▶ _TASK PROMPT_
Check each line below for the word "ylabel" and give the number of lines that have it, nothing more.
+++ DATASET EXTRACT
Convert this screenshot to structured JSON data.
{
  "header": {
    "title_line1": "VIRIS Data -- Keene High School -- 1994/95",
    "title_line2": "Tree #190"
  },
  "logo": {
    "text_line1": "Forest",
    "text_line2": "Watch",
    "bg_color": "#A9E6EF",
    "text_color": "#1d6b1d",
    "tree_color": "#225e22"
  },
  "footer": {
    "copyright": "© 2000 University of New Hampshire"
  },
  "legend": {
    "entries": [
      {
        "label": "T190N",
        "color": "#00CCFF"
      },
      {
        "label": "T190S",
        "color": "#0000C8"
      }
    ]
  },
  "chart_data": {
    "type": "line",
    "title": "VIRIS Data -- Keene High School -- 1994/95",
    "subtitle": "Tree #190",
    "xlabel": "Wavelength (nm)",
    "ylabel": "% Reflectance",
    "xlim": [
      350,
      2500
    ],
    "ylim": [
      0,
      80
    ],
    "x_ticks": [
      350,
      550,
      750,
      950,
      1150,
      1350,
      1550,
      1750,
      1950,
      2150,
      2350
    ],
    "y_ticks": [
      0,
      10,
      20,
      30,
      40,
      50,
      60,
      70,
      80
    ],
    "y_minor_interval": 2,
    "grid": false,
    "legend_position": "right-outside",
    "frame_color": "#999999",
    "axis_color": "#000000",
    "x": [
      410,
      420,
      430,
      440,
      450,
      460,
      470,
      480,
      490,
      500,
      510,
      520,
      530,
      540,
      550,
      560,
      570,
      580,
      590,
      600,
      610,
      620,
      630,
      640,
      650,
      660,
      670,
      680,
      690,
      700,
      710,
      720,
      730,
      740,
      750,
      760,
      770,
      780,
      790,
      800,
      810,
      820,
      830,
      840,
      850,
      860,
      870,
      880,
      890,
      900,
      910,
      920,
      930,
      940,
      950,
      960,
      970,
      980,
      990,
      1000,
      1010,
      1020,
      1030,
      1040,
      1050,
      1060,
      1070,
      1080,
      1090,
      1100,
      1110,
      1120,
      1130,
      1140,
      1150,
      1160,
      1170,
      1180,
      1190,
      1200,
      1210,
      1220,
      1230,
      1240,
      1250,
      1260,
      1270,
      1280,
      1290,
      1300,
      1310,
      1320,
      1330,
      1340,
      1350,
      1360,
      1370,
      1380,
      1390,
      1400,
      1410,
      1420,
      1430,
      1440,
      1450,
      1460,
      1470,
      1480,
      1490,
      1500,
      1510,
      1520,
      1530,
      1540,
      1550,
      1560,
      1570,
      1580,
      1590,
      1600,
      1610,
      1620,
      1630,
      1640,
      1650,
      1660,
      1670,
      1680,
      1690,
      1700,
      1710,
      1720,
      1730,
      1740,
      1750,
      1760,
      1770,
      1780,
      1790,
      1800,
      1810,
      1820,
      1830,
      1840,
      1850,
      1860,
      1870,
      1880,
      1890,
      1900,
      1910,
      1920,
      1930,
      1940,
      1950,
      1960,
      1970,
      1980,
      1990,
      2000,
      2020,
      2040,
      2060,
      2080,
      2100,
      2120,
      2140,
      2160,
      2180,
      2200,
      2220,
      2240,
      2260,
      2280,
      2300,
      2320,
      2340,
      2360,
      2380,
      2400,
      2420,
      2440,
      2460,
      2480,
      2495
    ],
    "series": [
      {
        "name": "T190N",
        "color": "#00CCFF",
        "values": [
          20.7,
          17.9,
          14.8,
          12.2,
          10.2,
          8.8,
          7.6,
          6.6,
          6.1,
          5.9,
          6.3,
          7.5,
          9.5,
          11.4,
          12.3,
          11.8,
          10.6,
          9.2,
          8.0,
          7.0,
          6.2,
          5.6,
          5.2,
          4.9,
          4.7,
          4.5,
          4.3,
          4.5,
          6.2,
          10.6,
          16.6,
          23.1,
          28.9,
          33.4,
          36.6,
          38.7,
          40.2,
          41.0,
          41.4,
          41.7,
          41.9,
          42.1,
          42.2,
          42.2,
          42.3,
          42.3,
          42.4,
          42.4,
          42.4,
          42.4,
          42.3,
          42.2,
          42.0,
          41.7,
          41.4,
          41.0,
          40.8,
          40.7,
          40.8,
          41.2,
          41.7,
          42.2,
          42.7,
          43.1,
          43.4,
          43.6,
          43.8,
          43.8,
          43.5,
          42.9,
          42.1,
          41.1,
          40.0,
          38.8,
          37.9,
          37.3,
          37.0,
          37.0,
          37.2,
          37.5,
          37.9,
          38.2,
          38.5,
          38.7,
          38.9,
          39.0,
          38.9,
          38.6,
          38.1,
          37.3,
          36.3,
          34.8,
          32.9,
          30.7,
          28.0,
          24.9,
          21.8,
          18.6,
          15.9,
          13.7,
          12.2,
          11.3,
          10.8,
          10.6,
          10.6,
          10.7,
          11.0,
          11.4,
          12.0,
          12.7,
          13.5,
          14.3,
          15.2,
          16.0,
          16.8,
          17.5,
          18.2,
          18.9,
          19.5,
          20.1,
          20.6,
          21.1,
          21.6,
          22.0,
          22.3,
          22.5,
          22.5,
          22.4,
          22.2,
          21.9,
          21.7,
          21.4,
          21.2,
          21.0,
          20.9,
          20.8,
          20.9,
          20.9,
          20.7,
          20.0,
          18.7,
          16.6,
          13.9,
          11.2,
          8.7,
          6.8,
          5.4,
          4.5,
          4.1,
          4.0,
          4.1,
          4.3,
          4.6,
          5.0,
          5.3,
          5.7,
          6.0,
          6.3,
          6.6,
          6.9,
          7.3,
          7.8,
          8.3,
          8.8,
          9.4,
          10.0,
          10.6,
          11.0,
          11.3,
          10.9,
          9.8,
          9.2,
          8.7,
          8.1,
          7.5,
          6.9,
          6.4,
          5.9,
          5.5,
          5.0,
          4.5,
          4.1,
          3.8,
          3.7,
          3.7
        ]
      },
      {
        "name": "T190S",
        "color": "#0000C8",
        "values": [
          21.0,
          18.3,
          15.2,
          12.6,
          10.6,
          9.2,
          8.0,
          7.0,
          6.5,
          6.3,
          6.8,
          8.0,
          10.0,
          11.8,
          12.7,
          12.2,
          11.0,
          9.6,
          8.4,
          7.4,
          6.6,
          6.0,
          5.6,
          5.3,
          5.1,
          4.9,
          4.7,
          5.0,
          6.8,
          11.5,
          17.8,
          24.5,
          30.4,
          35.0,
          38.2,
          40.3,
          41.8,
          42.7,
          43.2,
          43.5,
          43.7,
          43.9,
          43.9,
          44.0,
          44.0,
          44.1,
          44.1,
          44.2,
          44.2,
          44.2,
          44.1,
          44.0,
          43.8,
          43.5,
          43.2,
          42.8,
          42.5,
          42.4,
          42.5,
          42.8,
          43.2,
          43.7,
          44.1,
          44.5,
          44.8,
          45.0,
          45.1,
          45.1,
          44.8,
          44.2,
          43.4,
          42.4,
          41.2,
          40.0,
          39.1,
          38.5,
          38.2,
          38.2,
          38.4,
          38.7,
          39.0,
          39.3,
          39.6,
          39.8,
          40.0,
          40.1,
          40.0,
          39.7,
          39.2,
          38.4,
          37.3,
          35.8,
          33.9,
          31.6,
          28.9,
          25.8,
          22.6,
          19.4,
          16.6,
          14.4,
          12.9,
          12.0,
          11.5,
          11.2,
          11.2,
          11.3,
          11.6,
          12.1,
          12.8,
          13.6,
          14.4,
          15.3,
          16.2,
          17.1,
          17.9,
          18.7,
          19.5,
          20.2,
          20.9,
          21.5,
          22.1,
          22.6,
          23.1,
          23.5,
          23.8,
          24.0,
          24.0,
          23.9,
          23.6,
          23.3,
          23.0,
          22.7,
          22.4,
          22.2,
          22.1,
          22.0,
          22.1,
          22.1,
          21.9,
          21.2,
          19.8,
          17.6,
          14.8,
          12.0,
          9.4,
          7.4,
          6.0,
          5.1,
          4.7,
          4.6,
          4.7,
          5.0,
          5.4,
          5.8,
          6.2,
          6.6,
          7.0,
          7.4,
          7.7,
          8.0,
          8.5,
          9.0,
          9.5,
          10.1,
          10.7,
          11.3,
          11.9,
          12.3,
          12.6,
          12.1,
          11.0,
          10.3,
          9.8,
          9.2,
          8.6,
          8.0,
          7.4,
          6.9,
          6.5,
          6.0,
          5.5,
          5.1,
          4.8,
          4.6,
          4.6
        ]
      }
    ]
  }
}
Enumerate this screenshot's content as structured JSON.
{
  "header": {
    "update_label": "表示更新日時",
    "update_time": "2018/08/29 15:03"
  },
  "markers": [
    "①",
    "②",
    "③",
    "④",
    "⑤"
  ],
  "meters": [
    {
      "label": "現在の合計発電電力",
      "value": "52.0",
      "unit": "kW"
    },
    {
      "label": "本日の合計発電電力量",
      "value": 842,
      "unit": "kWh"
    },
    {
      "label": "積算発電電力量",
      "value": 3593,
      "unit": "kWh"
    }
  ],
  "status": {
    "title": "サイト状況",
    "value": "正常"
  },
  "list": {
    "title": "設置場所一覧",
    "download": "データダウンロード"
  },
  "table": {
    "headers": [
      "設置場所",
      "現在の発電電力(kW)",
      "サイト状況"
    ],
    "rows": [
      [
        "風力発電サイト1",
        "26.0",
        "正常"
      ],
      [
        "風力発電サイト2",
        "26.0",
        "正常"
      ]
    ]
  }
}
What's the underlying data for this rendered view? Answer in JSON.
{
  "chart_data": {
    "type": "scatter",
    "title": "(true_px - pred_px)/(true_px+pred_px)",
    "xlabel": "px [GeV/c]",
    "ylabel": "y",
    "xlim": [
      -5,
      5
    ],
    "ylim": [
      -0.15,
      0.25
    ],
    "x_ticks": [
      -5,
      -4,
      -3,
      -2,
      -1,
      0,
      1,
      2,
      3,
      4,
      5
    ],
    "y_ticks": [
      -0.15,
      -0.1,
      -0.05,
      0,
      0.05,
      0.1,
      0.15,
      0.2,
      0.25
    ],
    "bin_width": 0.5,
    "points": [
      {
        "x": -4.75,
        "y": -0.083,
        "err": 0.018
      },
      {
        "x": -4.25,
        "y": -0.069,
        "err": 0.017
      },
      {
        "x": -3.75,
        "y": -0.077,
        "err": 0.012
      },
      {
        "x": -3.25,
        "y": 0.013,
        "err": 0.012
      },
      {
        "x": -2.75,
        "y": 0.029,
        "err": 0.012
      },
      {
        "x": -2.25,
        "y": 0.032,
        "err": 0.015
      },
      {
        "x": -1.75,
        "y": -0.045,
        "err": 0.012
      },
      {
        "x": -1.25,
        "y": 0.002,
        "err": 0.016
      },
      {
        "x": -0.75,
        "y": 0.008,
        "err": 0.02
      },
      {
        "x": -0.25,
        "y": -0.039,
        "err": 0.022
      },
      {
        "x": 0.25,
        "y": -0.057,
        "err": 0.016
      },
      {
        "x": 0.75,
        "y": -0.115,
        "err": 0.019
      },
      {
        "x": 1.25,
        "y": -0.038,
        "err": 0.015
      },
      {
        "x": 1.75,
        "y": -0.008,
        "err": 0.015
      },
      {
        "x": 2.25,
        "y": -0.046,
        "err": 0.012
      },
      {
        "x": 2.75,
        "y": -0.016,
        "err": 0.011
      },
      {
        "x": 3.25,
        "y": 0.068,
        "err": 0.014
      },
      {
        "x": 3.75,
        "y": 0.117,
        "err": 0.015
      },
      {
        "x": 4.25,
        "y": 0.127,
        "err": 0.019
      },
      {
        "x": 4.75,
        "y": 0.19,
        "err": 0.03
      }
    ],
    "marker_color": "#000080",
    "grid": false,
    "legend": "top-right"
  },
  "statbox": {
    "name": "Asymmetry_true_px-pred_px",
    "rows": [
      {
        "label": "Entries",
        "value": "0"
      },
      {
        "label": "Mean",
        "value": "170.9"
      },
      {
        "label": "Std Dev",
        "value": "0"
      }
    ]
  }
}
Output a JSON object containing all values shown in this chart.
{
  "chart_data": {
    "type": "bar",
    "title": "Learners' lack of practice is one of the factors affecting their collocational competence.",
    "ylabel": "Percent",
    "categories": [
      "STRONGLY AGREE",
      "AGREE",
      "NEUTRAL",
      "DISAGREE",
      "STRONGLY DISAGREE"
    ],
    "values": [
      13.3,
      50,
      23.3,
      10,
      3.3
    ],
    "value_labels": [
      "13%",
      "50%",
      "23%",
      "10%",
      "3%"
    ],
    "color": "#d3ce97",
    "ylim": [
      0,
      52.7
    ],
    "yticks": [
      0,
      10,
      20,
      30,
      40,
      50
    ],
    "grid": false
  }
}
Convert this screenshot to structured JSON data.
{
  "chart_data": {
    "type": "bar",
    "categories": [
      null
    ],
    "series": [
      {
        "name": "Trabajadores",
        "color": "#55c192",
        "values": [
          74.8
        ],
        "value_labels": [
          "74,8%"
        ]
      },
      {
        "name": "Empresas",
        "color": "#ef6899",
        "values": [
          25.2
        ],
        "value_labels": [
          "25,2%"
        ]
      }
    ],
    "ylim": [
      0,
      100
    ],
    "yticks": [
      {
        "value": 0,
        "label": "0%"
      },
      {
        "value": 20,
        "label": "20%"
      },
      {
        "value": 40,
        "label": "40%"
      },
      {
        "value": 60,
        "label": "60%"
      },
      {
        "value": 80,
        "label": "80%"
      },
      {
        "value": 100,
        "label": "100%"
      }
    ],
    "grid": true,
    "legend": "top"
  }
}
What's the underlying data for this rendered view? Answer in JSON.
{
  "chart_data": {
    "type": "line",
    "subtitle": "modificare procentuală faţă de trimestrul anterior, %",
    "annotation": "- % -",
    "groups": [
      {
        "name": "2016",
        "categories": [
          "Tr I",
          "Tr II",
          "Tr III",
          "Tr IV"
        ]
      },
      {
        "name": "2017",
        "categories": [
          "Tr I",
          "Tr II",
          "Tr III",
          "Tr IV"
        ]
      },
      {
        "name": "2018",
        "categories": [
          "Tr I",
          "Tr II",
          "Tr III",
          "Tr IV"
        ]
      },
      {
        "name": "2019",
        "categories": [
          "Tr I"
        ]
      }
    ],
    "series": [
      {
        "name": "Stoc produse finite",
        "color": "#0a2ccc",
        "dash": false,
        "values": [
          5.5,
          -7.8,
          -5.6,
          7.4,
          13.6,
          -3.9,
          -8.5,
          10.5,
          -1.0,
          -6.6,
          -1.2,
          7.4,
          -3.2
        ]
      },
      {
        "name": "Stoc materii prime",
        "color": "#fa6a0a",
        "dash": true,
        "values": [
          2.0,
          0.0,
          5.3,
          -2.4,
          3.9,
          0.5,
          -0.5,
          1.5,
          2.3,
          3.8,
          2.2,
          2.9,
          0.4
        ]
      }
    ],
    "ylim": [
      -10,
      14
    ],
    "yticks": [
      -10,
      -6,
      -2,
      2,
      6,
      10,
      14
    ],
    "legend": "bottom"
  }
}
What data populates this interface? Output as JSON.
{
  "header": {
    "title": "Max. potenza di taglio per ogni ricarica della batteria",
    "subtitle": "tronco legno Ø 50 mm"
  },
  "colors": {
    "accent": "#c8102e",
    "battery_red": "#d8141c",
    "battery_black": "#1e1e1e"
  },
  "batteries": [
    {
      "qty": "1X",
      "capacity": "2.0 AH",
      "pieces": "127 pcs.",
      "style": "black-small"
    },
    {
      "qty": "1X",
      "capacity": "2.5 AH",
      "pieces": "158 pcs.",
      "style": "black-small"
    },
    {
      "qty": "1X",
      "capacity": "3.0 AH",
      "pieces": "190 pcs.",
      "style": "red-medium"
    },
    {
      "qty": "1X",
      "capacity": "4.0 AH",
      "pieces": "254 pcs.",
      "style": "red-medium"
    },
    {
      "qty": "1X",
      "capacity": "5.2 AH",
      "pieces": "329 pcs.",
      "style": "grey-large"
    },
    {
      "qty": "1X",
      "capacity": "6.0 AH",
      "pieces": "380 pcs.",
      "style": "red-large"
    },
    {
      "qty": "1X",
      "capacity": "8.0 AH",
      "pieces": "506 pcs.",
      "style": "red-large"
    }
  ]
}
++++++
▶ _RESULT OF THIS TASK_
3